======== RECORDS SHOWN ========
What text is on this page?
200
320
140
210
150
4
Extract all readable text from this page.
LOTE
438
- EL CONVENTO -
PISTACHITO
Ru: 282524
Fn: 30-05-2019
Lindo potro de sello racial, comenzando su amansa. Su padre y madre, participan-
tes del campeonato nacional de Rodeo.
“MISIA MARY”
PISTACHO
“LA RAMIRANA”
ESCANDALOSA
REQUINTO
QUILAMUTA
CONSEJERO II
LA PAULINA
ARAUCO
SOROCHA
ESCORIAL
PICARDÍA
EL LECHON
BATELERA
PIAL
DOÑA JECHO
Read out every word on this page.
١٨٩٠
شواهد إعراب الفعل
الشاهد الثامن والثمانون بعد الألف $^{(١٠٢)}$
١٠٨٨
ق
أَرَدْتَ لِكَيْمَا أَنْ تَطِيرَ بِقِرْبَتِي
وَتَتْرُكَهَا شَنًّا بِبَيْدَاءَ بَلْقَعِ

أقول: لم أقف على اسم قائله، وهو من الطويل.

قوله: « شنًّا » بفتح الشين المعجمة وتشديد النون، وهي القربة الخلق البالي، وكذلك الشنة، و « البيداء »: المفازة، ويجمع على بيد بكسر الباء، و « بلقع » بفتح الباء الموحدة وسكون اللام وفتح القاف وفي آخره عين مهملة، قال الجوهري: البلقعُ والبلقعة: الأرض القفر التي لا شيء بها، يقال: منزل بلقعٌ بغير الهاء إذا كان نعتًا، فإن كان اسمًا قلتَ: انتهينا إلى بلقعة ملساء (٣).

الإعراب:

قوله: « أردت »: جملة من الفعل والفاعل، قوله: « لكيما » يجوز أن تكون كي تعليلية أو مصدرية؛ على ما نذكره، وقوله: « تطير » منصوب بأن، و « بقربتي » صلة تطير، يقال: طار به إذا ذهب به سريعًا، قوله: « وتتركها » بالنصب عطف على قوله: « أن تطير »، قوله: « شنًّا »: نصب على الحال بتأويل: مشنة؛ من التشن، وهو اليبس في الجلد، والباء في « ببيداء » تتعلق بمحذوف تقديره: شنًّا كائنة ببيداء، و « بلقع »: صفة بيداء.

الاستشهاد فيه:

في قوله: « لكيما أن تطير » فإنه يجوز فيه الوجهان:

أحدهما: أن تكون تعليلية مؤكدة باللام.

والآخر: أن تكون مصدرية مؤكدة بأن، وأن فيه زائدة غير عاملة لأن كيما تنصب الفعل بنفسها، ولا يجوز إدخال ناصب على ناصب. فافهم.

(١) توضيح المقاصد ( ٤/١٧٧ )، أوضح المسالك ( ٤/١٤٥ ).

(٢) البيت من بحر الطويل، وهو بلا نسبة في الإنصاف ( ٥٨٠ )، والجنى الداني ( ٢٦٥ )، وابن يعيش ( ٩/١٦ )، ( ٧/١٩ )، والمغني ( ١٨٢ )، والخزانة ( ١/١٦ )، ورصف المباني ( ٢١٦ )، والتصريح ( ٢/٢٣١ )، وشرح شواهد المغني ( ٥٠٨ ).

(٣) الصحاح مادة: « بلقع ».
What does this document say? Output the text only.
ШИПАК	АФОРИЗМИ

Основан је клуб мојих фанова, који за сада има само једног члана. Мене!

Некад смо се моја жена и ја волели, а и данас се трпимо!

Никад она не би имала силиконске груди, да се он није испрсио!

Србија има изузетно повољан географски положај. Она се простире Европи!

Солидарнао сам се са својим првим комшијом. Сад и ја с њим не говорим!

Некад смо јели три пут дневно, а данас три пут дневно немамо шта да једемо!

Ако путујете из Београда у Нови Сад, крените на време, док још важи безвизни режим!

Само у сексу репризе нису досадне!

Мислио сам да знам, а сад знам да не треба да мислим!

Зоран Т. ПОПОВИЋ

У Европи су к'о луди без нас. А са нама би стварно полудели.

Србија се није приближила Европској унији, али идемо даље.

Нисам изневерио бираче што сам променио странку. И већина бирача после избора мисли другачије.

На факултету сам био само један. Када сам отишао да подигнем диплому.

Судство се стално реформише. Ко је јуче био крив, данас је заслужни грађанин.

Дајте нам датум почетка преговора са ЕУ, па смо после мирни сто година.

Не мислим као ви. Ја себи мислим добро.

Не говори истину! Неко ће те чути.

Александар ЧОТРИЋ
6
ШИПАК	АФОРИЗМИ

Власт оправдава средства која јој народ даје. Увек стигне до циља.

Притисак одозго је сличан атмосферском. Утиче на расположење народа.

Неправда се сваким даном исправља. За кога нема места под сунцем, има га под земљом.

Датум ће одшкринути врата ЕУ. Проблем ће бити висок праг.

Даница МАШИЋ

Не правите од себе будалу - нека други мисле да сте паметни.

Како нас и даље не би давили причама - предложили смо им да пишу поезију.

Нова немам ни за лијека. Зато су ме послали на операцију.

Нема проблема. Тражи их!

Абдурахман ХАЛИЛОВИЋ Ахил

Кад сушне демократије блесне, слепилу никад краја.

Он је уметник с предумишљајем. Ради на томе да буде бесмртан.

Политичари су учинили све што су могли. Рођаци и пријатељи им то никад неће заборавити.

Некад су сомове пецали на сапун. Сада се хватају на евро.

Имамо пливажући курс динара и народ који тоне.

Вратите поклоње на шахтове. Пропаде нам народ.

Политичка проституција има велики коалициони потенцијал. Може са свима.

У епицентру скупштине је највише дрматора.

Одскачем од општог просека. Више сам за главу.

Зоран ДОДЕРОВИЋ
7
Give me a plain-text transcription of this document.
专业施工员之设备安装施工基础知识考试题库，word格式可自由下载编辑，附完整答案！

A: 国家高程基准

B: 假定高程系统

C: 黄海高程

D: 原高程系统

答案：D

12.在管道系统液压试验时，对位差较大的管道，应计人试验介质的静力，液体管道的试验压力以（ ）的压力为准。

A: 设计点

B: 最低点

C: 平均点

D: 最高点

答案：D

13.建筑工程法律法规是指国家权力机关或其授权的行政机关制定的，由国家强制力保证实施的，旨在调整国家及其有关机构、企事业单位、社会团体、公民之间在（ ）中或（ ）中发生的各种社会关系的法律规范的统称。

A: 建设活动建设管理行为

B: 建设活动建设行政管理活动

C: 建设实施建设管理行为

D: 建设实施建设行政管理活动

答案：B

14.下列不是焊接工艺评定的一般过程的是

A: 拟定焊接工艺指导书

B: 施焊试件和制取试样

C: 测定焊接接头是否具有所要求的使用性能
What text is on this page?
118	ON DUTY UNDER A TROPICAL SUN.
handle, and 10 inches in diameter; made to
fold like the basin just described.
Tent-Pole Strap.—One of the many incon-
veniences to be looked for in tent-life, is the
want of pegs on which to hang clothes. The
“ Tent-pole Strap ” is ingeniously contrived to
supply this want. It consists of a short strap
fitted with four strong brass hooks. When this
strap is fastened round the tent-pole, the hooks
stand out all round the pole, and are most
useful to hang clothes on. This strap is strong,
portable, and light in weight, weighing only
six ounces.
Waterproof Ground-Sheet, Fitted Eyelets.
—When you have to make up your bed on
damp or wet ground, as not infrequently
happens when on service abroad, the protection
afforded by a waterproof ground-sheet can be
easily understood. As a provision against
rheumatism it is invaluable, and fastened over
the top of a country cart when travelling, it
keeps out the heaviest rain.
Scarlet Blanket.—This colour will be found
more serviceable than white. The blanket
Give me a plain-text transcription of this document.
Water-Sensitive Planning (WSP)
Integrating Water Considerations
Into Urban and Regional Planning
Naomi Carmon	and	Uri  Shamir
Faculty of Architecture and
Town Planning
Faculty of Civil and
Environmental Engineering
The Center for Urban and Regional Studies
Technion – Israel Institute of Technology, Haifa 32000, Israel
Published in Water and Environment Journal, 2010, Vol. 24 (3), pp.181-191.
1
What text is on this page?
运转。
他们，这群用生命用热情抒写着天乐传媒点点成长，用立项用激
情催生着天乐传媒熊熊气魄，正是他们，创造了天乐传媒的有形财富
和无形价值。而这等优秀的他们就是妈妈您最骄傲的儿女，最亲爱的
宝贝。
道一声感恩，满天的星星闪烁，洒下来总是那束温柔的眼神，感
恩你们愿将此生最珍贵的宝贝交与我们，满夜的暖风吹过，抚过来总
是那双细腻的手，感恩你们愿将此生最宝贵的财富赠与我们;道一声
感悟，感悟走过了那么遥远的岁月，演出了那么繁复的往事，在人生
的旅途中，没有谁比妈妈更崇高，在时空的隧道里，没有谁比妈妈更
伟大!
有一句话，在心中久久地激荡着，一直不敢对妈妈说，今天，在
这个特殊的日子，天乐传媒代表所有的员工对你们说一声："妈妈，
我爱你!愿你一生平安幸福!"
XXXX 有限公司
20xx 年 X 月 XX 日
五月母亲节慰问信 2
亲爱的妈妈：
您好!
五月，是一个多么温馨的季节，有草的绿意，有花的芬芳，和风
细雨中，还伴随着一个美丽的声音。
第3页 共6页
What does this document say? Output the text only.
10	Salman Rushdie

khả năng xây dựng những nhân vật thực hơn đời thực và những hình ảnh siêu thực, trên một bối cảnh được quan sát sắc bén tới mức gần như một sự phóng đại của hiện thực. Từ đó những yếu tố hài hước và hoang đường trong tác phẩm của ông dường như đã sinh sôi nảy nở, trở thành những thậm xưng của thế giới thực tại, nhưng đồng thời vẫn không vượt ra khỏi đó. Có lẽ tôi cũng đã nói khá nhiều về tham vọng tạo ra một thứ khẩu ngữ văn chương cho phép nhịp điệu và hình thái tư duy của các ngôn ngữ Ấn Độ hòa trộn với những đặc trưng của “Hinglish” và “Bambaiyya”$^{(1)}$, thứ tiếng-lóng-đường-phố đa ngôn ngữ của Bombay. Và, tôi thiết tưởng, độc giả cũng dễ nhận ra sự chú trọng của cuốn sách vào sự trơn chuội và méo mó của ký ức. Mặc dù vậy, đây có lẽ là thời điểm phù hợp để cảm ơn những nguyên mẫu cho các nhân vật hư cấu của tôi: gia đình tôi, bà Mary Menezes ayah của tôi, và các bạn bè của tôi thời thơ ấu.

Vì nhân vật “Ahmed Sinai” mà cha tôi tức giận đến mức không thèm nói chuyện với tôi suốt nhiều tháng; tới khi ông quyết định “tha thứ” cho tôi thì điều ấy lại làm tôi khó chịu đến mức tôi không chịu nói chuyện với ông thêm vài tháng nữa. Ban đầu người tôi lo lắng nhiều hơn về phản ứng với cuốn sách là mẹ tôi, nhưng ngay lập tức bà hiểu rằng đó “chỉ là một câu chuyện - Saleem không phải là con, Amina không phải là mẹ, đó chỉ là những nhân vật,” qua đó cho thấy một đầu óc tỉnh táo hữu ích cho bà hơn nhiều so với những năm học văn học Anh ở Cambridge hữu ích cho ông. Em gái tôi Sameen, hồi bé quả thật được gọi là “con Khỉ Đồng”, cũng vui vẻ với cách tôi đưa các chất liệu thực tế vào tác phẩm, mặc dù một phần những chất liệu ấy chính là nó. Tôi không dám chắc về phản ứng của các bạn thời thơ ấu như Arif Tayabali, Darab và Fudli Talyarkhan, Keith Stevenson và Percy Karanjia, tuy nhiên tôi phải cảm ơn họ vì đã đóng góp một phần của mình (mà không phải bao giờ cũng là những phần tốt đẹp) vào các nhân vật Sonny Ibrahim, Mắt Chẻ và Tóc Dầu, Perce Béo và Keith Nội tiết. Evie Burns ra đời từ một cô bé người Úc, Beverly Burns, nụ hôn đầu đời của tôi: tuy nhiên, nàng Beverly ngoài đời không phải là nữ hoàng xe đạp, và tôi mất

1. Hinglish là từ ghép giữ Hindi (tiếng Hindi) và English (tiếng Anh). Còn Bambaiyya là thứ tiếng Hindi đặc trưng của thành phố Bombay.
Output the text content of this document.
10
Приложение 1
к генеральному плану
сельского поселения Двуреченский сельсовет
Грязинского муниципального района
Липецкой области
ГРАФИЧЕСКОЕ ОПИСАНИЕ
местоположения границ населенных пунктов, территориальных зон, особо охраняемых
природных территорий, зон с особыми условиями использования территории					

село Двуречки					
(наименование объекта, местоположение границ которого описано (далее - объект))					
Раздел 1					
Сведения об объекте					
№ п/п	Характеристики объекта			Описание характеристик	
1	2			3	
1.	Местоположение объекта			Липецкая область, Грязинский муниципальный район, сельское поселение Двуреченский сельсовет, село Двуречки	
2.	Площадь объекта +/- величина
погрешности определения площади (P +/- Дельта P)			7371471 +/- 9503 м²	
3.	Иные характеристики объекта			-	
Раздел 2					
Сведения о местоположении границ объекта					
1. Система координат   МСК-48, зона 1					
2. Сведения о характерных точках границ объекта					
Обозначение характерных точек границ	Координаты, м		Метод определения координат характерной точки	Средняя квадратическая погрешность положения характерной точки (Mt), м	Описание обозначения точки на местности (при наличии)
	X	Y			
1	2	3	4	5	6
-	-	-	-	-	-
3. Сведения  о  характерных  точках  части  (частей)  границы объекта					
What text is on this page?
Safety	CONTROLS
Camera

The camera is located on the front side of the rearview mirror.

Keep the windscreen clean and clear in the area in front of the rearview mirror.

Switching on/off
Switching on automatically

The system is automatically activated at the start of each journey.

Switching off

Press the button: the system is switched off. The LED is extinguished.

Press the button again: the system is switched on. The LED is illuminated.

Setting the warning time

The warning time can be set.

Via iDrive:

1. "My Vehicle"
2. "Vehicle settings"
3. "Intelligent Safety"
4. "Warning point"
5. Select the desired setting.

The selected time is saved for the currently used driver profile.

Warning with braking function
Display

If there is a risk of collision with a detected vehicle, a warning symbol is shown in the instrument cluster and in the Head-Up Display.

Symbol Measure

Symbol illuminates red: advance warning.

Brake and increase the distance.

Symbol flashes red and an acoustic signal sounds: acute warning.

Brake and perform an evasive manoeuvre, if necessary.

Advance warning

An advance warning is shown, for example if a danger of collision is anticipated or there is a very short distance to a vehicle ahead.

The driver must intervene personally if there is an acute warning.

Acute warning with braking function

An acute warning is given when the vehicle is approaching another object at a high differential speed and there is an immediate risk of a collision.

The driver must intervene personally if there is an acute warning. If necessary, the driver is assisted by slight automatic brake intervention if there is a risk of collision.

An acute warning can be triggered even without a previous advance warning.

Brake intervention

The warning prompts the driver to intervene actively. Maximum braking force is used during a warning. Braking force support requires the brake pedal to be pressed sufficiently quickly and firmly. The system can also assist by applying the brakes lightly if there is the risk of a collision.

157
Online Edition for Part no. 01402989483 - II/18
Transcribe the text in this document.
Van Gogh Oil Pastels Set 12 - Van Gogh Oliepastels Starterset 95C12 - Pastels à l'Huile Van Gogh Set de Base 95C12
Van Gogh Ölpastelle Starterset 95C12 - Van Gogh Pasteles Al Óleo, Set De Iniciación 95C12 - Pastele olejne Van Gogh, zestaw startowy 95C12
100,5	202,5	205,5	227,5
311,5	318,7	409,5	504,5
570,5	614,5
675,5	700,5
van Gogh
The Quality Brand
========
From the records above, pull out each line that has "Bambaiyya".

SOLUTION TO THIS PROBLEM
khả năng xây dựng những nhân vật thực hơn đời thực và những hình ảnh siêu thực, trên một bối cảnh được quan sát sắc bén tới mức gần như một sự phóng đại của hiện thực. Từ đó những yếu tố hài hước và hoang đường trong tác phẩm của ông dường như đã sinh sôi nảy nở, trở thành những thậm xưng của thế giới thực tại, nhưng đồng thời vẫn không vượt ra khỏi đó. Có lẽ tôi cũng đã nói khá nhiều về tham vọng tạo ra một thứ khẩu ngữ văn chương cho phép nhịp điệu và hình thái tư duy của các ngôn ngữ Ấn Độ hòa trộn với những đặc trưng của “Hinglish” và “Bambaiyya”$^{(1)}$, thứ tiếng-lóng-đường-phố đa ngôn ngữ của Bombay. Và, tôi thiết tưởng, độc giả cũng dễ nhận ra sự chú trọng của cuốn sách vào sự trơn chuội và méo mó của ký ức. Mặc dù vậy, đây có lẽ là thời điểm phù hợp để cảm ơn những nguyên mẫu cho các nhân vật hư cấu của tôi: gia đình tôi, bà Mary Menezes ayah của tôi, và các bạn bè của tôi thời thơ ấu.
1. Hinglish là từ ghép giữ Hindi (tiếng Hindi) và English (tiếng Anh). Còn Bambaiyya là thứ tiếng Hindi đặc trưng của thành phố Bombay.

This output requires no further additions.